** TEXT UNDER STUDY follows **
Explanations and implied causal mechanisms for digital media use often operate at the individual level. For example, the hypothesis *photo sharing with friends increases social connectedness* implies that when people share more photos they will feel more connected. A typical test of such a hypothesis might rely on a linear regression with a count measure for average number of photos shared with friends on a typical day as the independent variable, and an ordinal 7-point self-report scale for perceived social connectedness. If the resulting beta is positive and significant, let’s say 0.2, this would indicate that on average, an increase of one photo shared is associated with a 0.2 increase in connectedness, lending support for the hypothesis.

The problem: the hypothesis is not specific enough and all the data can show is that photo sharing and connectedness are positively associated at the between-person level. I recently asked students to think about the relationship between typing speed and error rate on a computer keyboard (see slide from the course below; the example is originally from Loes Keijsers). Thankfully, the exercise worked perfectly: the first student said she would expect there to be a positive relationship, since when you start typing faster, you’re probably going to make more mistakes; the second student then mentioned she would expect the opposite, since she types much faster than her grandma but still makes fewer mistakes. Thus, there are two very plausible explanations, yet they imply exactly the opposite relationship.

- At the
**between-person level**, the association is expected to be*negative*: faster typists tend to make fewer mistakes than slow typists (because of their typing proficiency). The question is,*who*makes fewer errors? (Answer: on average, those who type fast). - At the
**within-person level**, the association is expected to be*positive*: when a typist increases their speed, they will make more errors (than usual).
** End of TEXT UNDER STUDY **
_WORK ITEM A_
Using the passage on between-person and within-person effects, answer these:
(i) What beta value is given as a hypothetical result of the photo-sharing regression?
(ii) What reason did the second student give for expecting the opposite relationship?
(iii) At the within-person level, what direction is the association between typing speed and errors expected to take?
_WORK ITEM B_
Pick up the passage on between-person and within-person effects after its final sentence and write its next paragraph.
** DATA PROVIDED follows **
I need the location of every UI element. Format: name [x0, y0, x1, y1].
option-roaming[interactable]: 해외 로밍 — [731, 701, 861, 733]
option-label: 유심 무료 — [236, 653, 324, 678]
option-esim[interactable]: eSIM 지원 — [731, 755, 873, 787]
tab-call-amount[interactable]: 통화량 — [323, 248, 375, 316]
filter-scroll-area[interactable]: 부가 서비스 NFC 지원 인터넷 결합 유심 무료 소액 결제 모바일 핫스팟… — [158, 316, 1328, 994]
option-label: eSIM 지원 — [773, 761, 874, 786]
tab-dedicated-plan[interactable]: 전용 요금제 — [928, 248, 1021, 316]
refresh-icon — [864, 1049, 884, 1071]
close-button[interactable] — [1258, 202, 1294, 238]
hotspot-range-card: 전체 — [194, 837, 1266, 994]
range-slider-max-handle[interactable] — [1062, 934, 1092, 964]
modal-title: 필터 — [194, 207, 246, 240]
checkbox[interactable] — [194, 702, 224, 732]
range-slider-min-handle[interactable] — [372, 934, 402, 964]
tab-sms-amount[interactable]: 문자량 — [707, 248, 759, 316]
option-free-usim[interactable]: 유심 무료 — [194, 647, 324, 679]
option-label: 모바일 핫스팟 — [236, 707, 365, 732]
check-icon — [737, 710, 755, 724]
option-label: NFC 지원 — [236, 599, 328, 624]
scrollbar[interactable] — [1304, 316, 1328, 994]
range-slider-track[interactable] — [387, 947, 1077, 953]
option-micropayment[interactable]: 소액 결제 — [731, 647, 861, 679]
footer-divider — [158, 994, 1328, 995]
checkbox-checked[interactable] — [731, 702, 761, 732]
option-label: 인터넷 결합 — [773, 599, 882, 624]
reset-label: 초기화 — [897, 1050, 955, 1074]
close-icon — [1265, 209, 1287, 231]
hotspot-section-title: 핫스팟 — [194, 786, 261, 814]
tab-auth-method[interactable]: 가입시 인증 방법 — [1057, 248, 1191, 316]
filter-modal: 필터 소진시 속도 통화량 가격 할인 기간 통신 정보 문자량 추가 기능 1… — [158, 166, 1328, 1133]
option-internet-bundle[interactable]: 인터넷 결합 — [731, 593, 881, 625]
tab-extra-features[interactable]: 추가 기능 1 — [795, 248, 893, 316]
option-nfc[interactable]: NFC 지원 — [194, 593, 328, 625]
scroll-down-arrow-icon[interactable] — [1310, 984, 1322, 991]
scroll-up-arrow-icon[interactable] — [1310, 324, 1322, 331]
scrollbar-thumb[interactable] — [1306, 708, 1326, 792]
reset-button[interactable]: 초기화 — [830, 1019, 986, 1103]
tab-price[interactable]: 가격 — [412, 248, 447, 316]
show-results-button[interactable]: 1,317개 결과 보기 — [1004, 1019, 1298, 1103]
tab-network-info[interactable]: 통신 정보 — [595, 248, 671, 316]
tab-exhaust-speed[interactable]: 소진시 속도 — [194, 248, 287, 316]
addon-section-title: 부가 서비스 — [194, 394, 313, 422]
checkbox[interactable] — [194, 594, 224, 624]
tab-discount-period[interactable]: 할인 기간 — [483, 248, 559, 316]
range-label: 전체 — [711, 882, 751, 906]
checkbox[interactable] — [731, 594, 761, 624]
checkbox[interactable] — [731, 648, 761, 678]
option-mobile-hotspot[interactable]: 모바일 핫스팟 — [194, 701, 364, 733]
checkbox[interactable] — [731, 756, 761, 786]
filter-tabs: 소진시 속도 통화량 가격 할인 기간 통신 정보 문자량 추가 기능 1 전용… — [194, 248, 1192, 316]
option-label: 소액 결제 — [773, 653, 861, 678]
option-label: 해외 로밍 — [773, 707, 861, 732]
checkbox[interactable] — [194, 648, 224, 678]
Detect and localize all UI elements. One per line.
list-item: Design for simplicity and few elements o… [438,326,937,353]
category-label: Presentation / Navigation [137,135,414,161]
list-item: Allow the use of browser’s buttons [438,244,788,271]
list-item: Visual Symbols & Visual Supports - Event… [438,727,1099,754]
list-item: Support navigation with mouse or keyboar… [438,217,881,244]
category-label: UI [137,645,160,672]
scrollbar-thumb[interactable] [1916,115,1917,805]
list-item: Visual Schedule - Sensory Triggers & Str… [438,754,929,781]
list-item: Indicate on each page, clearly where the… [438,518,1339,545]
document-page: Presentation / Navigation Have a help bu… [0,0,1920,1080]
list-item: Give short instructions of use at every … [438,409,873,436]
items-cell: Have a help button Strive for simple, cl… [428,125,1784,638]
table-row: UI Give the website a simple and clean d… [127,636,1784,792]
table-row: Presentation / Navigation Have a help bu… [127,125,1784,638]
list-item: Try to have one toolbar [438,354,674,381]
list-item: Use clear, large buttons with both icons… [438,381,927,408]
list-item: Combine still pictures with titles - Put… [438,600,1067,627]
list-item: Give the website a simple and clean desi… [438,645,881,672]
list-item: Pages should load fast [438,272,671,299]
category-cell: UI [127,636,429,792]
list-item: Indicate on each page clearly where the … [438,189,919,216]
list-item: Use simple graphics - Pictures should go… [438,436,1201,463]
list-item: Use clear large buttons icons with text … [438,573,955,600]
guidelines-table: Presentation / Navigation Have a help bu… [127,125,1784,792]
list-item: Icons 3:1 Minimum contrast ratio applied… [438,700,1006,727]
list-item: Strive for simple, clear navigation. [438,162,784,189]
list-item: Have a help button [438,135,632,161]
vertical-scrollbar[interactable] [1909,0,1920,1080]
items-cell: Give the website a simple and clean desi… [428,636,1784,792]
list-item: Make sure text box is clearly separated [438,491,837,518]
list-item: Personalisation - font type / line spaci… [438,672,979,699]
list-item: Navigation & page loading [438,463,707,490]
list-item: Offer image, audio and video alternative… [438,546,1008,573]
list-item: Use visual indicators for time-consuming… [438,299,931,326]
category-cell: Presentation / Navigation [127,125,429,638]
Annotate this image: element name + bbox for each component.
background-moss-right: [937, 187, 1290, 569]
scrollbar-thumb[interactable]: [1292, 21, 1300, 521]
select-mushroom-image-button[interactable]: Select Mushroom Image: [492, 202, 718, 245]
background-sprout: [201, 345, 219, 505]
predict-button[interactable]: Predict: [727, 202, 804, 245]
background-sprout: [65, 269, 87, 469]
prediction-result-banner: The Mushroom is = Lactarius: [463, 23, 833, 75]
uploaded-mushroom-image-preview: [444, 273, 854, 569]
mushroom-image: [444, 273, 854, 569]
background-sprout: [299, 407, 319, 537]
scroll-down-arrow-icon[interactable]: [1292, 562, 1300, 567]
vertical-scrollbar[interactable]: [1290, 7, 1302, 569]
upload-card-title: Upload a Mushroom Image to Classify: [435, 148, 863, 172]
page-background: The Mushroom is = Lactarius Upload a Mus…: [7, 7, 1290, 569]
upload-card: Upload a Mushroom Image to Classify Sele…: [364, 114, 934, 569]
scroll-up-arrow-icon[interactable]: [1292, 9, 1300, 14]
** End of DATA PROVIDED **
_ANSWER A_
(i) 0.2
(ii) She types much faster than her grandma but still makes fewer mistakes.
(iii) Positive

_ANSWER B_
Accordingly, it would be incorrect to conclude from cross-sectional data and a between-person analysis that typing speed decreases errors (and that people should thus just speed up if they want to make fewer errors).

Going back to the example of photo sharing, the explanations may be less clear but the same issue arises. Intuitively, we would probably expect the two to be positively associated, since when you share more photos with friends, you then feel more connected. But maybe individuals at moments in their life when they feel particularly disconnected from others then increase their photo sharing (which switches the cause and effect, and with it, the expected association). Though not sufficient, an empirical test of a causal mechanism at the individual level requires multiple measurements for each person.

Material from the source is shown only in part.